- Problem description: Look through the data below. Collect every line where the word "其横剖面" occurs.

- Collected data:
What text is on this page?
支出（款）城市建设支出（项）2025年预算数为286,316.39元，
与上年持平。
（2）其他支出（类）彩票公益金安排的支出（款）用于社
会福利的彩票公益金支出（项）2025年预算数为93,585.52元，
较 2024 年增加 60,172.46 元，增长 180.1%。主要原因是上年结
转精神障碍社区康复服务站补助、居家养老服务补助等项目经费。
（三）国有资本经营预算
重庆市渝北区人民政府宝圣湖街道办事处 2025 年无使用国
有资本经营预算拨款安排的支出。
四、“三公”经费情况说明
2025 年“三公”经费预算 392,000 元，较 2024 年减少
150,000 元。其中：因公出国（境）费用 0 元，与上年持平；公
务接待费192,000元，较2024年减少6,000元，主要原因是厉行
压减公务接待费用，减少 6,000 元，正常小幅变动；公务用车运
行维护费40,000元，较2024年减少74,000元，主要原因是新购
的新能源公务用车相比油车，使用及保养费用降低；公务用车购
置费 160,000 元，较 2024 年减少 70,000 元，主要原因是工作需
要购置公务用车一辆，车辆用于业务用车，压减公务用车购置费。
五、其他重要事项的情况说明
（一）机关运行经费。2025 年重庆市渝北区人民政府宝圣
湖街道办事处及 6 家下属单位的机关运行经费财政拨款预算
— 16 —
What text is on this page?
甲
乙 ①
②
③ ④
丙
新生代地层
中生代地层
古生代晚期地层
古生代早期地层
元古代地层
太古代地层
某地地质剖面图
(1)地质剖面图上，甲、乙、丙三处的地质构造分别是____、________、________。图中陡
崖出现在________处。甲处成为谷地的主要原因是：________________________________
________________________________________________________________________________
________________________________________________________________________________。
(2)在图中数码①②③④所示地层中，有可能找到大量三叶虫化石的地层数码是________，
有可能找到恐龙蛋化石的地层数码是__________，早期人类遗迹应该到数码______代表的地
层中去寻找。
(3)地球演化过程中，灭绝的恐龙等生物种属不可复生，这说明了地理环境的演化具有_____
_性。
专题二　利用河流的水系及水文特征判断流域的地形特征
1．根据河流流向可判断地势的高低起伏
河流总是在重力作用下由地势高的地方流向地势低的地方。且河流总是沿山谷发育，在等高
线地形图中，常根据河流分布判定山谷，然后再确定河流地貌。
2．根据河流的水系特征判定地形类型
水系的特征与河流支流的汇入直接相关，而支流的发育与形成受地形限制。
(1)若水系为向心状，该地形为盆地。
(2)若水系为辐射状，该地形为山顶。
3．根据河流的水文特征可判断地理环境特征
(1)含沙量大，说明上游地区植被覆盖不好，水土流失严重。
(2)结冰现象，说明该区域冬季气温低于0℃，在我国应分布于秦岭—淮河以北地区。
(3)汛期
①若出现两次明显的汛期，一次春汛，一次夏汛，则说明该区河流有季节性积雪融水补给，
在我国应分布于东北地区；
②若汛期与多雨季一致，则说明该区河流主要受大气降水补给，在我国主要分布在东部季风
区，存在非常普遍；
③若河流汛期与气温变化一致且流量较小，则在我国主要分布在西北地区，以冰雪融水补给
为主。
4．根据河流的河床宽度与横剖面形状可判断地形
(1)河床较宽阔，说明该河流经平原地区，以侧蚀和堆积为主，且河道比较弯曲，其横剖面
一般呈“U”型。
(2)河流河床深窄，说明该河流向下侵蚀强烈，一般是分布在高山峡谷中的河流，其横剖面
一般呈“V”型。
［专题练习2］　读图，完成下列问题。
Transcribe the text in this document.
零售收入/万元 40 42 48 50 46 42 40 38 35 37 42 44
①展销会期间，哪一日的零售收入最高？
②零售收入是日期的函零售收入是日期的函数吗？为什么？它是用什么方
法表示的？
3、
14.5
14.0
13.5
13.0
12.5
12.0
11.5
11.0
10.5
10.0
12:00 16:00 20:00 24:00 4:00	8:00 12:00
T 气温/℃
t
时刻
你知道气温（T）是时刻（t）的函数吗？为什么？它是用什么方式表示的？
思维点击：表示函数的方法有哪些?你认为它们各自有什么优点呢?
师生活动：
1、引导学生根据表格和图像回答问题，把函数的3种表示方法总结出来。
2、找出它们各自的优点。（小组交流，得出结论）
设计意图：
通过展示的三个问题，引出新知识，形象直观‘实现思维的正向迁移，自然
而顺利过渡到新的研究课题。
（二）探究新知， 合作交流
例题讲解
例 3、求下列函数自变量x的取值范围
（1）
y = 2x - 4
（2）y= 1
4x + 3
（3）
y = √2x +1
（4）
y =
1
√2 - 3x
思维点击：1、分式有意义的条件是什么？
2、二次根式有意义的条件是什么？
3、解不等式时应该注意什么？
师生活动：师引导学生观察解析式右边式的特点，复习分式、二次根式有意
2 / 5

- Response:
(1)河床较宽阔，说明该河流经平原地区，以侧蚀和堆积为主，且河道比较弯曲，其横剖面
(2)河流河床深窄，说明该河流向下侵蚀强烈，一般是分布在高山峡谷中的河流，其横剖面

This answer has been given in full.